**Items**.
........

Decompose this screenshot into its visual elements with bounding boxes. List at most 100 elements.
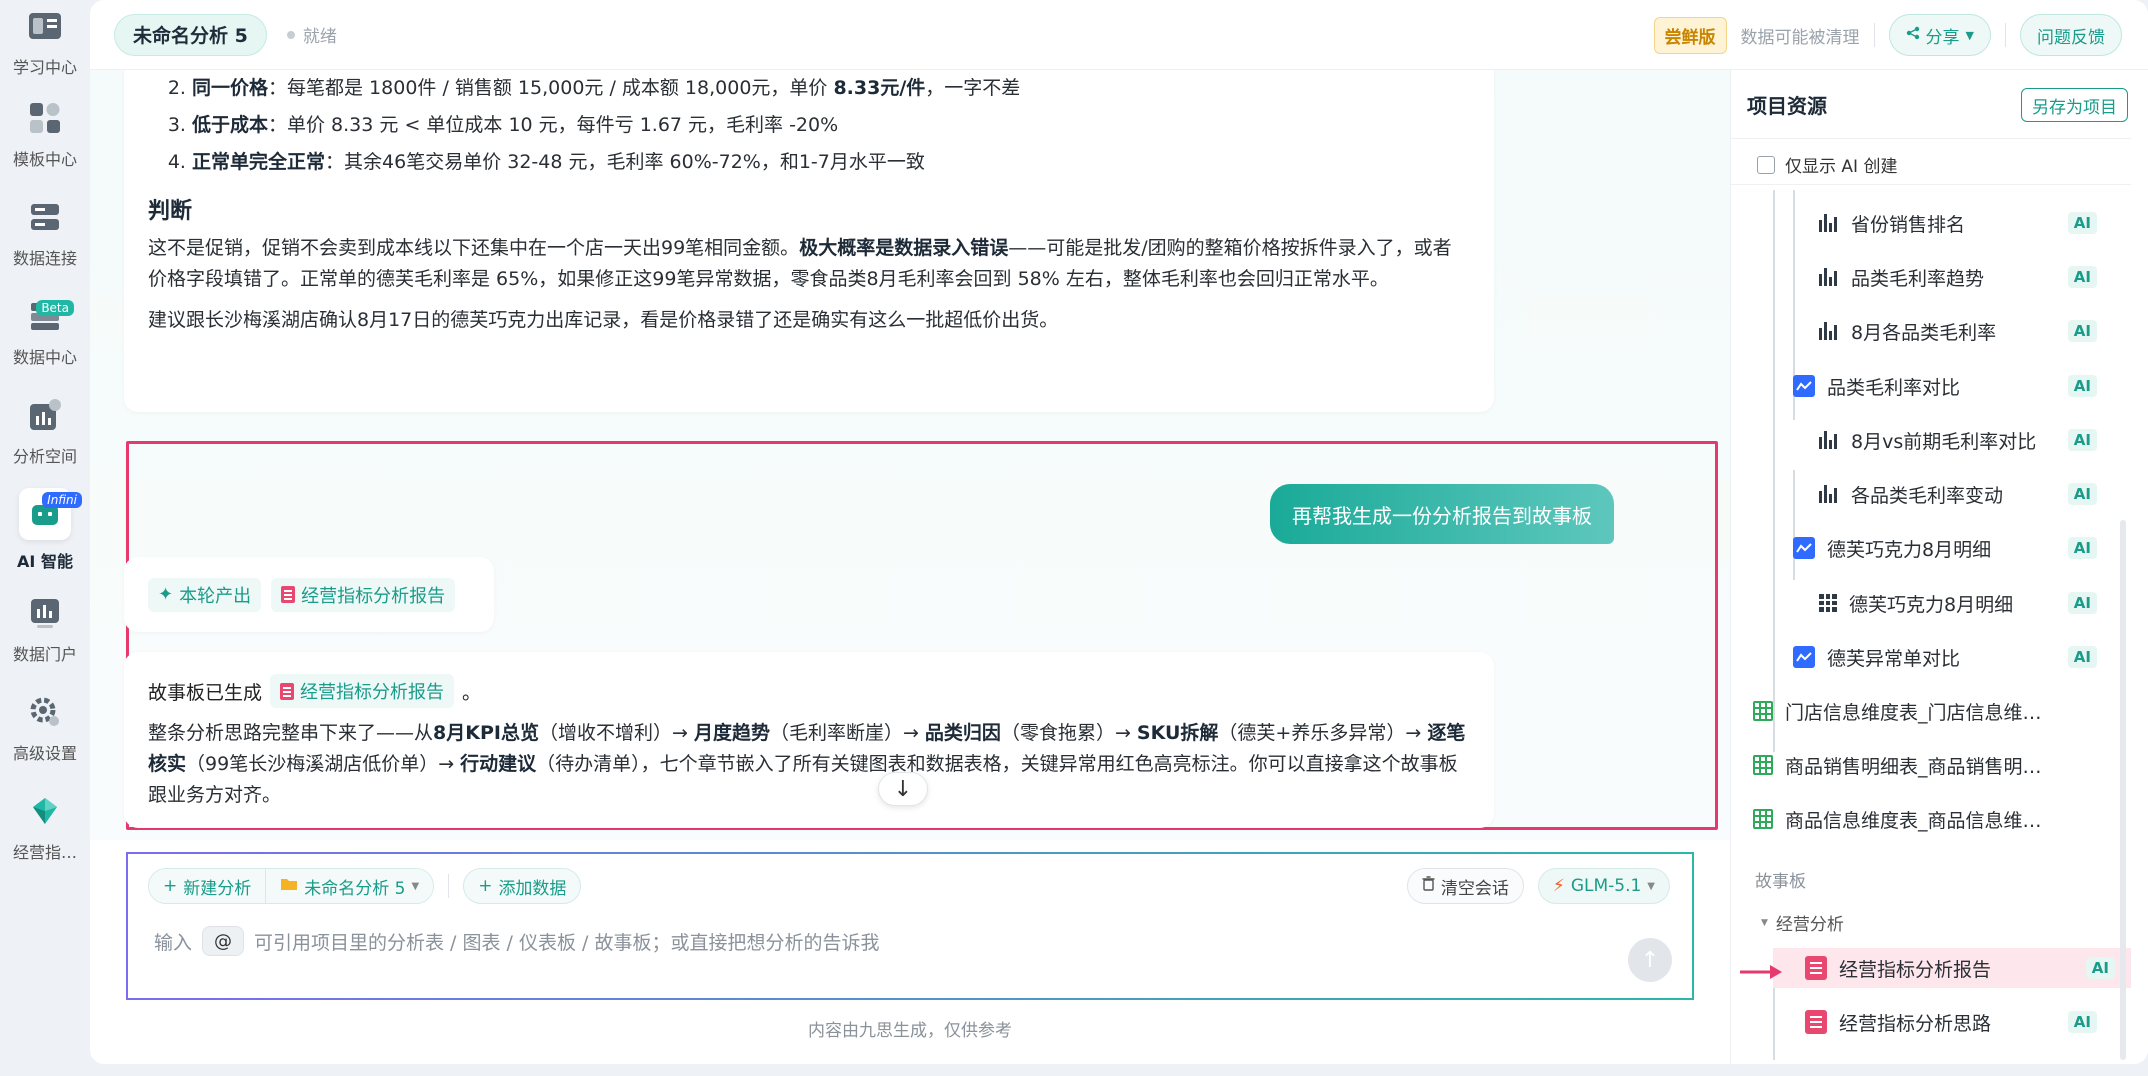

........

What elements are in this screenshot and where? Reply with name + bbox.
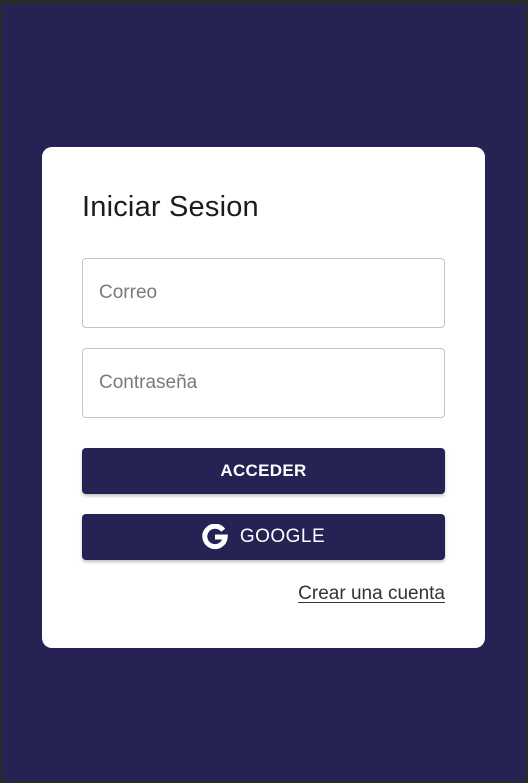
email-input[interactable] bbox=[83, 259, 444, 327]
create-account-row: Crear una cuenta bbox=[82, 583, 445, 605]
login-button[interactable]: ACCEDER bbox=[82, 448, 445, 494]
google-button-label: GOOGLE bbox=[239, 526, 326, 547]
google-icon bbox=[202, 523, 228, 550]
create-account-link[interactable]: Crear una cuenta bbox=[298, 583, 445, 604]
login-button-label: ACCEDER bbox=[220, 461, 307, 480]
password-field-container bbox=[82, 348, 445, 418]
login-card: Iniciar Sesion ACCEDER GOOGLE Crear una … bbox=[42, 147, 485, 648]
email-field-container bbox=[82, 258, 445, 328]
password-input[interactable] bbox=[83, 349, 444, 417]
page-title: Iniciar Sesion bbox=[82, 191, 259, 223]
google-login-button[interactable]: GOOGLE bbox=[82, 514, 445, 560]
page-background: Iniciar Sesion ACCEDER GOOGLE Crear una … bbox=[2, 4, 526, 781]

........

**Short problem**.
Could you reproduce the entries from the line with "What elements are" up to and including the line with "login-button[interactable]: ACCEDER bbox=[82, 448, 445, 494]", replacing "interactable" with "clickable" and leaving everything else unchanged? Leave out the pictures.

**The response**.
What elements are in this screenshot and where? Reply with name + bbox.
email-input[clickable] bbox=[83, 259, 444, 327]
create-account-row: Crear una cuenta bbox=[82, 583, 445, 605]
login-button[clickable]: ACCEDER bbox=[82, 448, 445, 494]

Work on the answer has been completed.